— EXERCISE DIRECTIONS —
Copy out each line in the material below that has the word "name".

--------------------------------------------------

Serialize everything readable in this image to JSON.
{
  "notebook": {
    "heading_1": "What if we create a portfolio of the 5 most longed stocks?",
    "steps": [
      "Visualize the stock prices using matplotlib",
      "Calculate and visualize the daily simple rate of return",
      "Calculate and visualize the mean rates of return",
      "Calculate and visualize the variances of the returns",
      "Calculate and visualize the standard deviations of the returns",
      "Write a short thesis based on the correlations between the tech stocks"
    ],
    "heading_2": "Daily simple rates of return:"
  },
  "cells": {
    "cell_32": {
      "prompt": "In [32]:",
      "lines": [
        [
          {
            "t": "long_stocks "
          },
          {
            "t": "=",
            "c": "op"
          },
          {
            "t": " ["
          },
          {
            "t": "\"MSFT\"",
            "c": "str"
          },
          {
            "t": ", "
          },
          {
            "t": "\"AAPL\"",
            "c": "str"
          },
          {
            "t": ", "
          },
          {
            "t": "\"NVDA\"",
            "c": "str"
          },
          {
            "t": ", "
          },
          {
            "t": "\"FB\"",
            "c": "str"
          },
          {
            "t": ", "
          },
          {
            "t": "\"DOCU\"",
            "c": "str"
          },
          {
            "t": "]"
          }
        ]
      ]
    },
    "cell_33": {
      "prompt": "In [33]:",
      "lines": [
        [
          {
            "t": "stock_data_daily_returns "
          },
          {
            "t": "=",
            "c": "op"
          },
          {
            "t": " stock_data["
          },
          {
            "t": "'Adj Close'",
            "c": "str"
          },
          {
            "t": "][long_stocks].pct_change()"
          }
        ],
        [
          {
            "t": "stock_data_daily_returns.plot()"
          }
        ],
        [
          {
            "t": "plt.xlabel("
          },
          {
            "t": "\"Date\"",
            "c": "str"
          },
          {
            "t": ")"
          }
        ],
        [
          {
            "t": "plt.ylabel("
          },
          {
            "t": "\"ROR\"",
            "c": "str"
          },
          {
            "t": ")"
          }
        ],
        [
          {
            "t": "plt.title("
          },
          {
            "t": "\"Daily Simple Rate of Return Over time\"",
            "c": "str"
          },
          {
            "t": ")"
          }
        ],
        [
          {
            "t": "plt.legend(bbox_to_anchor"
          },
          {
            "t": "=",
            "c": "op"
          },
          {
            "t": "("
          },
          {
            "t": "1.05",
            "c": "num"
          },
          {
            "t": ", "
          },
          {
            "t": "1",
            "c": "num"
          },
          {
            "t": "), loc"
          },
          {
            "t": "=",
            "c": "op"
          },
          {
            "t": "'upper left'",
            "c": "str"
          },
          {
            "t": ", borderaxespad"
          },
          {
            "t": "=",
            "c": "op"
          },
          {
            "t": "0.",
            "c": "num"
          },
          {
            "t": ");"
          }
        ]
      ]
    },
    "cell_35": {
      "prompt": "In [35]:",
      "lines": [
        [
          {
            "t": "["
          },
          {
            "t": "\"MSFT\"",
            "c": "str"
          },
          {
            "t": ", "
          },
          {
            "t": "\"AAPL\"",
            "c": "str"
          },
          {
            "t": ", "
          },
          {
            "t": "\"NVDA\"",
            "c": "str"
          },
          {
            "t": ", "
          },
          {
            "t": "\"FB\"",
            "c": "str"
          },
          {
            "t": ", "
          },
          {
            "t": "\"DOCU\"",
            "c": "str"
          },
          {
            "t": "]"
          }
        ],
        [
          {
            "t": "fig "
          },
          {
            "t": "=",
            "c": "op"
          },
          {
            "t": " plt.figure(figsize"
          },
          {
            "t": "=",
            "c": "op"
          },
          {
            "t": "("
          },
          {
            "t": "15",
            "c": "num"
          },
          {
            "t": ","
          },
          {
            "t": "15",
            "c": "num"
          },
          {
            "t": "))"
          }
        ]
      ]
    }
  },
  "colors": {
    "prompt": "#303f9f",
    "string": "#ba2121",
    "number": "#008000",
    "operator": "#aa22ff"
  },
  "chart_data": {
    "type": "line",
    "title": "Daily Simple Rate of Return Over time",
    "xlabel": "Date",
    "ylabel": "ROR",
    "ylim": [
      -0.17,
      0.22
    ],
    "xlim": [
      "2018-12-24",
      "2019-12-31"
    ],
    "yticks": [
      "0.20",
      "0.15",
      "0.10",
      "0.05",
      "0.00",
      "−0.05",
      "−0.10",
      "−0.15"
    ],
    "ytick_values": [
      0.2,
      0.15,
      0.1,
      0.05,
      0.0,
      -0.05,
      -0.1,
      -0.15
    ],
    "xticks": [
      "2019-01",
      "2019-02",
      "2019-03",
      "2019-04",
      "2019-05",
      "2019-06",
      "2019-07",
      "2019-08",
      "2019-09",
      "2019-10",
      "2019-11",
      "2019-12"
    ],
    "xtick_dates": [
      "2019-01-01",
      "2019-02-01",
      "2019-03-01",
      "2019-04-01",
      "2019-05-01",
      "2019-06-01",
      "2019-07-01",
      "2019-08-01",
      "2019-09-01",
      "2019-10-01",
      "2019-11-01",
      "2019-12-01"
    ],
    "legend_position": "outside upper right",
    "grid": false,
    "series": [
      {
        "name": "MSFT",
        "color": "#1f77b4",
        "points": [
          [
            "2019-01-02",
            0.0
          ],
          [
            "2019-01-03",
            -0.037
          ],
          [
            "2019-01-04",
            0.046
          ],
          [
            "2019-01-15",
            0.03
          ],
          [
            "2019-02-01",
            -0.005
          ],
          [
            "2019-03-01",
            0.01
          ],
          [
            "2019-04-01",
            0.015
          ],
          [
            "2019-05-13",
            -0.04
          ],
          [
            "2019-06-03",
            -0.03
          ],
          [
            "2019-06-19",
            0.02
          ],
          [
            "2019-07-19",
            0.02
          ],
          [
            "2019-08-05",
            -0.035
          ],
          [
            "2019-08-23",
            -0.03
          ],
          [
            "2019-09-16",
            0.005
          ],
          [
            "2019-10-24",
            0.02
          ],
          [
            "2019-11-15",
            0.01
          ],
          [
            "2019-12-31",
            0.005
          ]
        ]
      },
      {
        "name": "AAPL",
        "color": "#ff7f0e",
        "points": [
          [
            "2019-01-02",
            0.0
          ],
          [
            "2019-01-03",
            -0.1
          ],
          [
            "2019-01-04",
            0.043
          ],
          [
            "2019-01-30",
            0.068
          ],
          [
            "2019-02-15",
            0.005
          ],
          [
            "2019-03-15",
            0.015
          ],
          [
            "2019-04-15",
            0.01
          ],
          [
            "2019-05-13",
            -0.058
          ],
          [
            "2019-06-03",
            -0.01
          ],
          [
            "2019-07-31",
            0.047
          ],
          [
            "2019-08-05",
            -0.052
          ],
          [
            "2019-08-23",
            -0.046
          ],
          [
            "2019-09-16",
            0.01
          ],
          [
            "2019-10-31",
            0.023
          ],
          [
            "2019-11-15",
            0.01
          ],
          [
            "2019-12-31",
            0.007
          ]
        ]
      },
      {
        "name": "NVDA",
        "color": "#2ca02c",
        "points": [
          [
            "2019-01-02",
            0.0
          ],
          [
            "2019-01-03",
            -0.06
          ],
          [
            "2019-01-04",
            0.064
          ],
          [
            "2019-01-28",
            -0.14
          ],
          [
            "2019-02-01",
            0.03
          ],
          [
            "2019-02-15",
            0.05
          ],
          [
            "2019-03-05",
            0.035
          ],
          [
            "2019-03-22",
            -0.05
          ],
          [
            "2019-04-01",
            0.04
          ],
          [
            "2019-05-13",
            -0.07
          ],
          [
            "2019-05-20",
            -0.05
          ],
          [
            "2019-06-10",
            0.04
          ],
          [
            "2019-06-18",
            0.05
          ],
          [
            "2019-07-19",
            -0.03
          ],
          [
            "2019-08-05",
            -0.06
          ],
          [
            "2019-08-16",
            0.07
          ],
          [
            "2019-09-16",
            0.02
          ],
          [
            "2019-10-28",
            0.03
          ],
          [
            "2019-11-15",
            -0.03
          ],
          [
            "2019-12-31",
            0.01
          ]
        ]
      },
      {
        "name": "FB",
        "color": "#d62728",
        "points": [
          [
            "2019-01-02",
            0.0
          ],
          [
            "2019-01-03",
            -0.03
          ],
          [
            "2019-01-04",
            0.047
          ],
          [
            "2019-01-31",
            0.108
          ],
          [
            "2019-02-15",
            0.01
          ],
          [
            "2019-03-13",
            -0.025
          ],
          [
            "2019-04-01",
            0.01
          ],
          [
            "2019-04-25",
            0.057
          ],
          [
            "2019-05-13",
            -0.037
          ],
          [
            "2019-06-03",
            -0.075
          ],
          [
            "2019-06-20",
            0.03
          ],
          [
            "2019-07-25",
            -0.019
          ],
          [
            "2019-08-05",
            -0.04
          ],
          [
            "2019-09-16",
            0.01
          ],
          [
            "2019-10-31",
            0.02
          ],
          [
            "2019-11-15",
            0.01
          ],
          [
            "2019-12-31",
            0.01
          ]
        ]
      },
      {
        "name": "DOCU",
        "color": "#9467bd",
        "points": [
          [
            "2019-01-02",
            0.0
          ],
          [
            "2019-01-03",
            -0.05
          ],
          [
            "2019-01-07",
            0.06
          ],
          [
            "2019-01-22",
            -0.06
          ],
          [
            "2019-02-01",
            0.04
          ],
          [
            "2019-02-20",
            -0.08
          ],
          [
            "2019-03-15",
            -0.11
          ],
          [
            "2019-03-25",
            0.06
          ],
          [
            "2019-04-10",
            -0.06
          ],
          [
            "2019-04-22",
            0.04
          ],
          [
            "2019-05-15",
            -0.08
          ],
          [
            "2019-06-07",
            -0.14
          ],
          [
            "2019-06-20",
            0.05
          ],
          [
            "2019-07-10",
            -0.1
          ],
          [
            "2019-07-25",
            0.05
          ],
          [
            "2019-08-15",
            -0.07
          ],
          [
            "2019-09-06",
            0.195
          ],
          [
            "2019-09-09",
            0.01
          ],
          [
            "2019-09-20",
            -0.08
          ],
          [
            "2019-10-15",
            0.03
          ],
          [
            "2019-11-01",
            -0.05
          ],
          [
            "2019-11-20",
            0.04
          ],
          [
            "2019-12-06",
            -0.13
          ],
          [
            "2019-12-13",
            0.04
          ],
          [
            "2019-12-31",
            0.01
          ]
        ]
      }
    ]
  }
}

--------------------------------------------------

— FINISHED EXERCISE —
        "name": "MSFT",
        "name": "AAPL",
        "name": "NVDA",
        "name": "FB",
        "name": "DOCU",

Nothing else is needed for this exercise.